• DIRECTION
Echo back, word for word, everything from the first line of the entries down to the line containing "I need the location", with both ends included. Leave the pictures out.

• SUPPLIED MATERIAL
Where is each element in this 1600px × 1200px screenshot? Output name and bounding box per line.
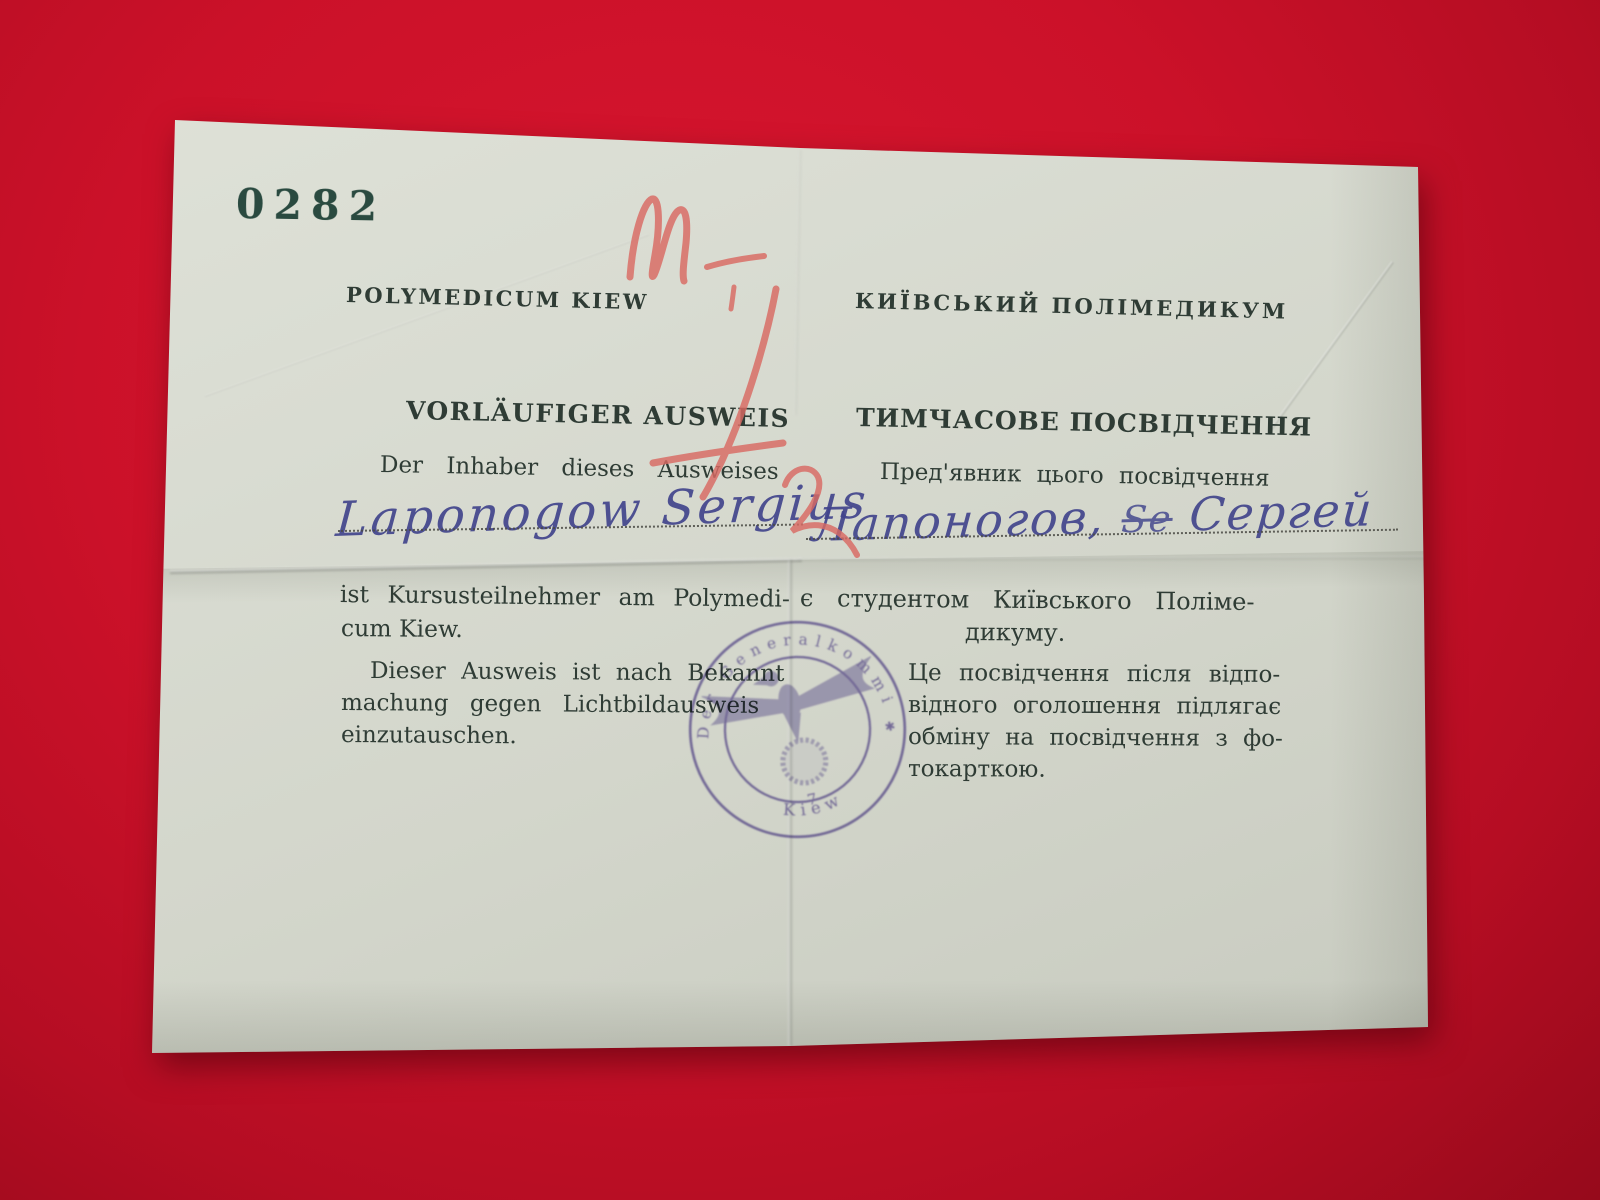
photo-background: 0282 POLYMEDICUM KIEW VORLÄUFIGER AUSWEI… [0, 0, 1600, 1200]
exchange-ukrainian-line2: відного оголошення підлягає [908, 692, 1281, 720]
red-pencil-mark [585, 175, 905, 595]
red-mark-two-stroke [785, 469, 857, 555]
red-mark-tick-stroke [731, 287, 734, 309]
exchange-ukrainian-line3: обміну на посвідчення з фо- [908, 724, 1283, 752]
crease-line-diagonal-left [205, 234, 649, 397]
crease-line-diagonal-right [1267, 261, 1394, 434]
wreath-icon [779, 736, 830, 787]
serial-number: 0282 [236, 180, 387, 231]
red-mark-dash-stroke [707, 256, 764, 267]
red-mark-bar-stroke [653, 443, 783, 463]
bottom-edge-shade [150, 980, 1430, 1055]
exchange-ukrainian-line4: токарткою. [908, 756, 1046, 783]
red-mark-slash-stroke [703, 289, 776, 497]
official-stamp: Der Generalkommissar Kiew ✱ 7 [658, 590, 937, 869]
red-mark-letter-stroke [630, 199, 687, 281]
stamp-star: ✱ [883, 719, 896, 735]
exchange-german-line3: einzutauschen. [341, 722, 517, 749]
exchange-ukrainian-line1: Це посвідчення після відпо- [908, 660, 1280, 688]
right-edge-shade [1330, 160, 1430, 1040]
membership-german-line2: cum Kiew. [341, 614, 463, 643]
membership-ukrainian-line2: дикуму. [965, 618, 1066, 647]
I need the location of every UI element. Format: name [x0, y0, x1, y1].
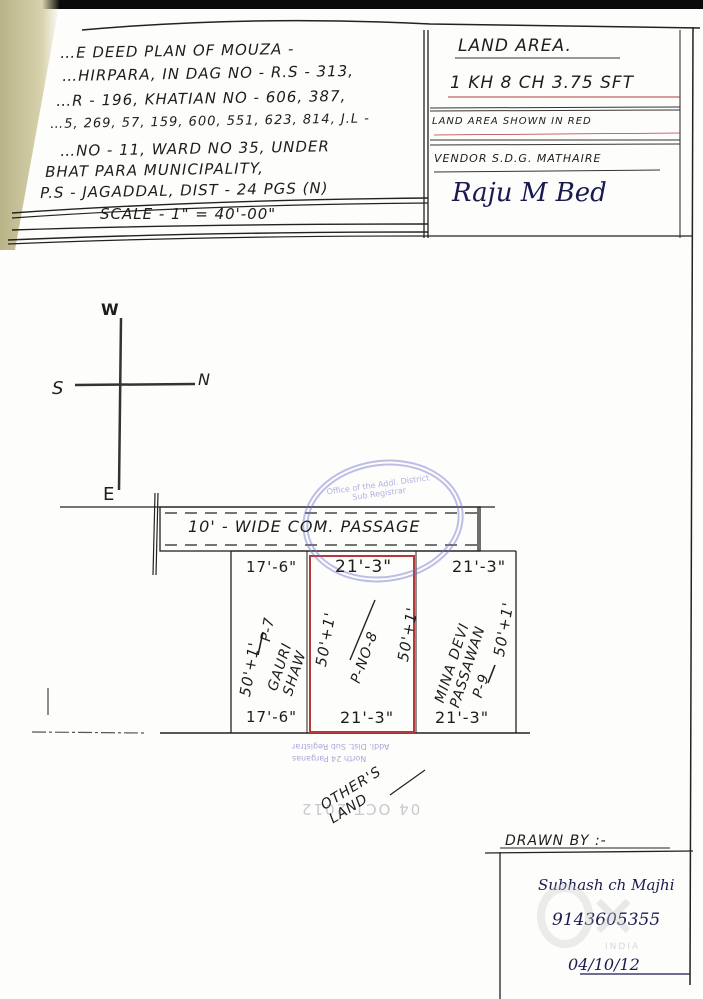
plot-right-bottom-width: 21'-3"	[435, 708, 489, 727]
watermark-o-shape	[537, 884, 593, 948]
plot-left-top-width: 17'-6"	[246, 558, 297, 576]
watermark-x-shape: ×	[589, 880, 640, 948]
plot-center-bottom-width: 21'-3"	[340, 708, 394, 727]
plot-right-top-width: 21'-3"	[452, 557, 506, 576]
scale-label: SCALE - 1" = 40'-00"	[100, 205, 276, 223]
watermark-region: INDIA	[605, 942, 640, 952]
compass-right-label: N	[198, 370, 211, 389]
drawn-by-label: DRAWN BY :-	[505, 833, 607, 849]
vendor-label: VENDOR S.D.G. MATHAIRE	[434, 152, 602, 165]
rubber-stamp-line-1: Addl. Dist. Sub Registrar	[292, 742, 390, 751]
compass-left-label: S	[52, 378, 64, 399]
land-area-note: LAND AREA SHOWN IN RED	[432, 116, 592, 127]
plot-center-top-width: 21'-3"	[335, 557, 392, 577]
passage-label: 10' - WIDE COM. PASSAGE	[188, 517, 421, 536]
compass-bottom-label: E	[103, 484, 115, 505]
vendor-signature: Raju M Bed	[452, 178, 607, 208]
olx-watermark: × INDIA	[535, 880, 645, 950]
land-area-heading: LAND AREA.	[458, 36, 572, 56]
compass-top-label: W	[101, 300, 120, 319]
title-line-6: BHAT PARA MUNICIPALITY,	[45, 159, 264, 181]
drawn-by-date: 04/10/12	[568, 955, 640, 974]
rubber-stamp-line-2: North 24 Parganas	[292, 754, 366, 763]
land-area-value: 1 KH 8 CH 3.75 SFT	[450, 73, 634, 93]
plot-left-bottom-width: 17'-6"	[246, 708, 297, 726]
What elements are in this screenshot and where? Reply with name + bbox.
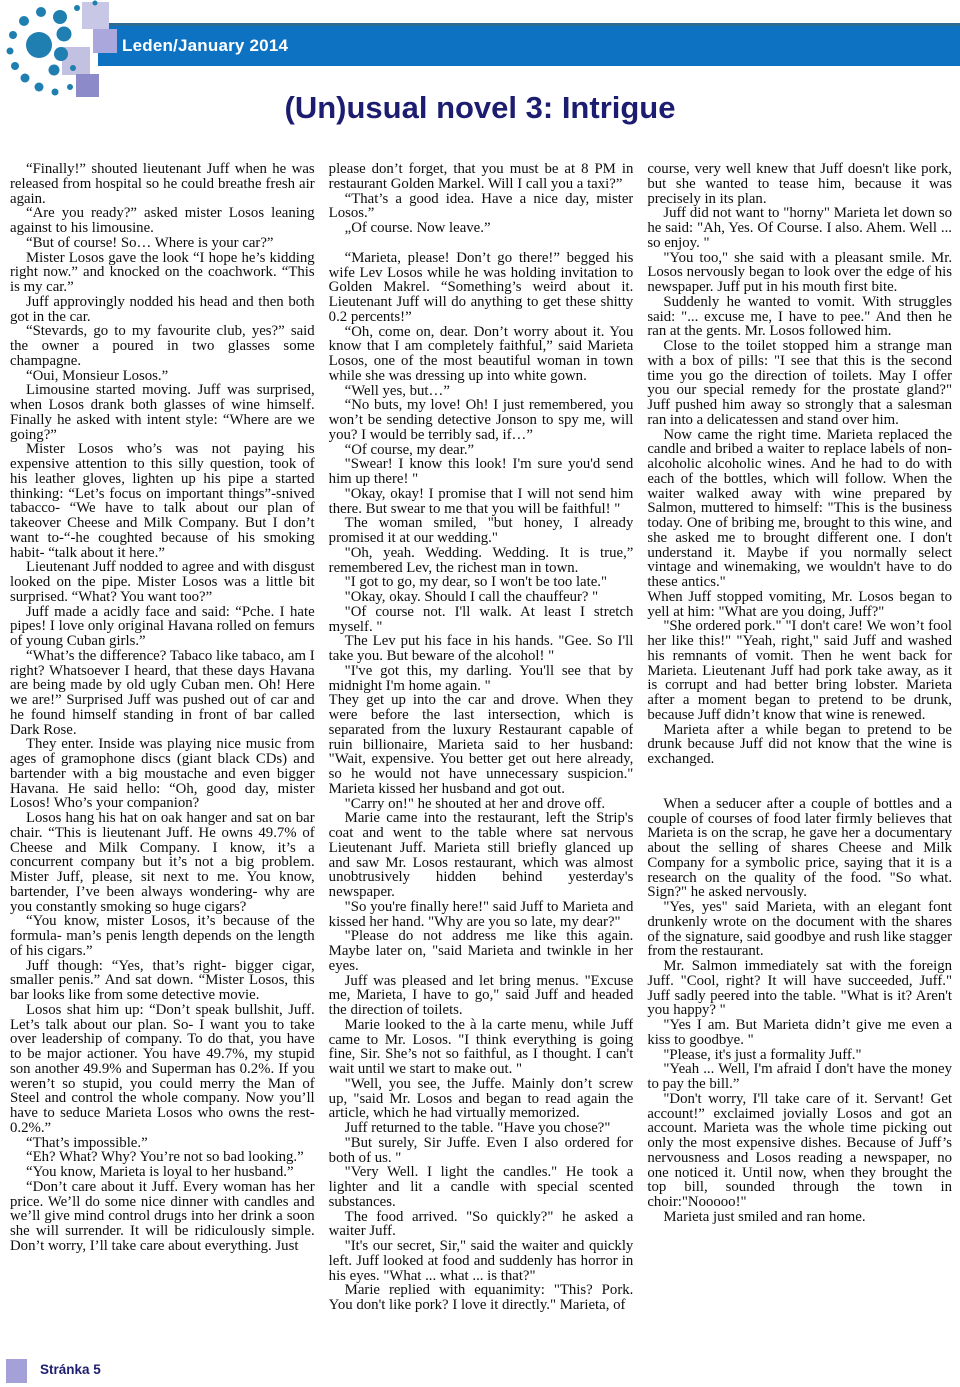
- story-paragraph: Marieta after a while began to pretend t…: [647, 723, 952, 767]
- story-paragraph: please don’t forget, that you must be at…: [329, 162, 634, 192]
- issue-date-label: Leden/January 2014: [122, 36, 288, 56]
- story-paragraph: “You know, mister Losos, it’s because of…: [10, 914, 315, 958]
- story-paragraph: When a seducer after a couple of bottles…: [647, 797, 952, 900]
- text-column-3: course, very well knew that Juff doesn't…: [647, 162, 952, 1336]
- story-paragraph: “No buts, my love! Oh! I just remembered…: [329, 398, 634, 442]
- story-paragraph: Lieutenant Juff nodded to agree and with…: [10, 560, 315, 604]
- story-paragraph: “That’s impossible.”: [10, 1136, 315, 1151]
- story-paragraph: "Yeah ... Well, I'm afraid I don't have …: [647, 1062, 952, 1092]
- story-paragraph: Now came the right time. Marieta replace…: [647, 428, 952, 590]
- story-paragraph: "Please, it's just a formality Juff.": [647, 1048, 952, 1063]
- story-paragraph: "Of course not. I'll walk. At least I st…: [329, 605, 634, 635]
- story-paragraph: "Very Well. I light the candles." He too…: [329, 1165, 634, 1209]
- page-number: Stránka 5: [40, 1362, 101, 1377]
- story-paragraph: "Don't worry, I'll take care of it. Serv…: [647, 1092, 952, 1210]
- page-title: (Un)usual novel 3: Intrigue: [0, 90, 960, 126]
- story-paragraph: The woman smiled, "but honey, I already …: [329, 516, 634, 546]
- story-paragraph: The food arrived. "So quickly?" he asked…: [329, 1210, 634, 1240]
- story-paragraph: “Finally!” shouted lieutenant Juff when …: [10, 162, 315, 206]
- story-paragraph: "Oh, yeah. Wedding. Wedding. It is true,…: [329, 546, 634, 576]
- story-paragraph: "Carry on!" he shouted at her and drove …: [329, 797, 634, 812]
- story-paragraph: "Yes, yes" said Marieta, with an elegant…: [647, 900, 952, 959]
- story-paragraph: They enter. Inside was playing nice musi…: [10, 737, 315, 811]
- story-paragraph: "You too," she said with a pleasant smil…: [647, 251, 952, 295]
- story-paragraph: Mr. Salmon immediately sat with the fore…: [647, 959, 952, 1018]
- story-paragraph: "Okay, okay. Should I call the chauffeur…: [329, 590, 634, 605]
- story-paragraph: „Of course. Now leave.”: [329, 221, 634, 236]
- document-page: Leden/January 2014 (Un)usual novel 3:: [0, 0, 960, 1387]
- story-paragraph: Juff made a acidly face and said: “Pche.…: [10, 605, 315, 649]
- story-paragraph: “Well yes, but…”: [329, 384, 634, 399]
- story-paragraph: “Stevards, go to my favourite club, yes?…: [10, 324, 315, 368]
- story-paragraph: “Of course, my dear.”: [329, 443, 634, 458]
- story-paragraph: "So you're finally here!" said Juff to M…: [329, 900, 634, 930]
- story-paragraph: course, very well knew that Juff doesn't…: [647, 162, 952, 206]
- story-paragraph: Juff was pleased and let bring menus. "E…: [329, 974, 634, 1018]
- header-bar: Leden/January 2014: [98, 23, 960, 66]
- story-paragraph: Marieta just smiled and ran home.: [647, 1210, 952, 1225]
- story-paragraph: “But of course! So… Where is your car?”: [10, 236, 315, 251]
- story-paragraph: Marie came into the restaurant, left the…: [329, 811, 634, 900]
- story-paragraph: Suddenly he wanted to vomit. With strugg…: [647, 295, 952, 339]
- story-paragraph: "Well, you see, the Juffe. Mainly don’t …: [329, 1077, 634, 1121]
- story-paragraph: Juff though: “Yes, that’s right- bigger …: [10, 959, 315, 1003]
- story-paragraph: "Yes I am. But Marieta didn’t give me ev…: [647, 1018, 952, 1048]
- story-paragraph: Close to the toilet stopped him a strang…: [647, 339, 952, 428]
- story-paragraph: "Swear! I know this look! I'm sure you'd…: [329, 457, 634, 487]
- story-paragraph: "Okay, okay! I promise that I will not s…: [329, 487, 634, 517]
- story-paragraph: Mister Losos who’s was not paying his ex…: [10, 442, 315, 560]
- story-paragraph: Limousine started moving. Juff was surpr…: [10, 383, 315, 442]
- text-column-2: please don’t forget, that you must be at…: [329, 162, 634, 1336]
- article-body: “Finally!” shouted lieutenant Juff when …: [10, 162, 952, 1336]
- story-paragraph: The Lev put his face in his hands. "Gee.…: [329, 634, 634, 664]
- story-paragraph: “What’s the difference? Tabaco like taba…: [10, 649, 315, 738]
- footer-marker-square: [6, 1359, 27, 1383]
- story-paragraph: “Are you ready?” asked mister Losos lean…: [10, 206, 315, 236]
- story-paragraph: “Marieta, please! Don’t go there!” begge…: [329, 251, 634, 325]
- story-paragraph: Juff approvingly nodded his head and the…: [10, 295, 315, 325]
- story-paragraph: Juff did not want to "horny" Marieta let…: [647, 206, 952, 250]
- story-paragraph: Losos shat him up: “Don’t speak bullshit…: [10, 1003, 315, 1136]
- story-paragraph: "She ordered pork." "I don't care! We wo…: [647, 619, 952, 722]
- story-paragraph: “Oui, Monsieur Losos.”: [10, 369, 315, 384]
- story-paragraph: "It's our secret, Sir," said the waiter …: [329, 1239, 634, 1283]
- story-paragraph: “Oh, come on, dear. Don’t worry about it…: [329, 325, 634, 384]
- story-paragraph: “That’s a good idea. Have a nice day, mi…: [329, 192, 634, 222]
- story-paragraph: Losos hang his hat on oak hanger and sat…: [10, 811, 315, 914]
- story-paragraph: “You know, Marieta is loyal to her husba…: [10, 1165, 315, 1180]
- newsletter-logo-icon: [2, 0, 127, 105]
- story-paragraph: "But surely, Sir Juffe. Even I also orde…: [329, 1136, 634, 1166]
- story-paragraph: Marie replied with equanimity: "This? Po…: [329, 1283, 634, 1313]
- story-paragraph: They get up into the car and drove. When…: [329, 693, 634, 796]
- story-paragraph: "Please do not address me like this agai…: [329, 929, 634, 973]
- story-paragraph: Marie looked to the à la carte menu, whi…: [329, 1018, 634, 1077]
- story-paragraph: “Don’t care about it Juff. Every woman h…: [10, 1180, 315, 1254]
- story-paragraph: When Juff stopped vomiting, Mr. Losos be…: [647, 590, 952, 620]
- story-paragraph: Juff returned to the table. "Have you ch…: [329, 1121, 634, 1136]
- story-paragraph: “Eh? What? Why? You’re not so bad lookin…: [10, 1150, 315, 1165]
- story-paragraph: "I've got this, my darling. You'll see t…: [329, 664, 634, 694]
- story-paragraph: Mister Losos gave the look “I hope he’s …: [10, 251, 315, 295]
- text-column-1: “Finally!” shouted lieutenant Juff when …: [10, 162, 315, 1336]
- story-paragraph: "I got to go, my dear, so I won't be too…: [329, 575, 634, 590]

• FINISHED TASK
Where is each element in this 1600px × 1200px screenshot? Output name and bounding box per line.
photo-background: 0282 POLYMEDICUM KIEW VORLÄUFIGER AUSWEI… [0, 0, 1600, 1200]
exchange-ukrainian-line2: відного оголошення підлягає [908, 692, 1281, 720]
red-pencil-mark [585, 175, 905, 595]
red-mark-two-stroke [785, 469, 857, 555]
red-mark-tick-stroke [731, 287, 734, 309]
exchange-ukrainian-line3: обміну на посвідчення з фо- [908, 724, 1283, 752]
crease-line-diagonal-left [205, 234, 649, 397]
crease-line-diagonal-right [1267, 261, 1394, 434]
wreath-icon [779, 736, 830, 787]
serial-number: 0282 [236, 180, 387, 231]
red-mark-dash-stroke [707, 256, 764, 267]
red-mark-bar-stroke [653, 443, 783, 463]
bottom-edge-shade [150, 980, 1430, 1055]
exchange-ukrainian-line4: токарткою. [908, 756, 1046, 783]
red-mark-slash-stroke [703, 289, 776, 497]
official-stamp: Der Generalkommissar Kiew ✱ 7 [658, 590, 937, 869]
red-mark-letter-stroke [630, 199, 687, 281]
stamp-star: ✱ [883, 719, 896, 735]
exchange-german-line3: einzutauschen. [341, 722, 517, 749]
exchange-ukrainian-line1: Це посвідчення після відпо- [908, 660, 1280, 688]
right-edge-shade [1330, 160, 1430, 1040]
membership-german-line2: cum Kiew. [341, 614, 463, 643]
membership-ukrainian-line2: дикуму. [965, 618, 1066, 647]
I need the location of every UI element. Format: name [x0, y0, x1, y1].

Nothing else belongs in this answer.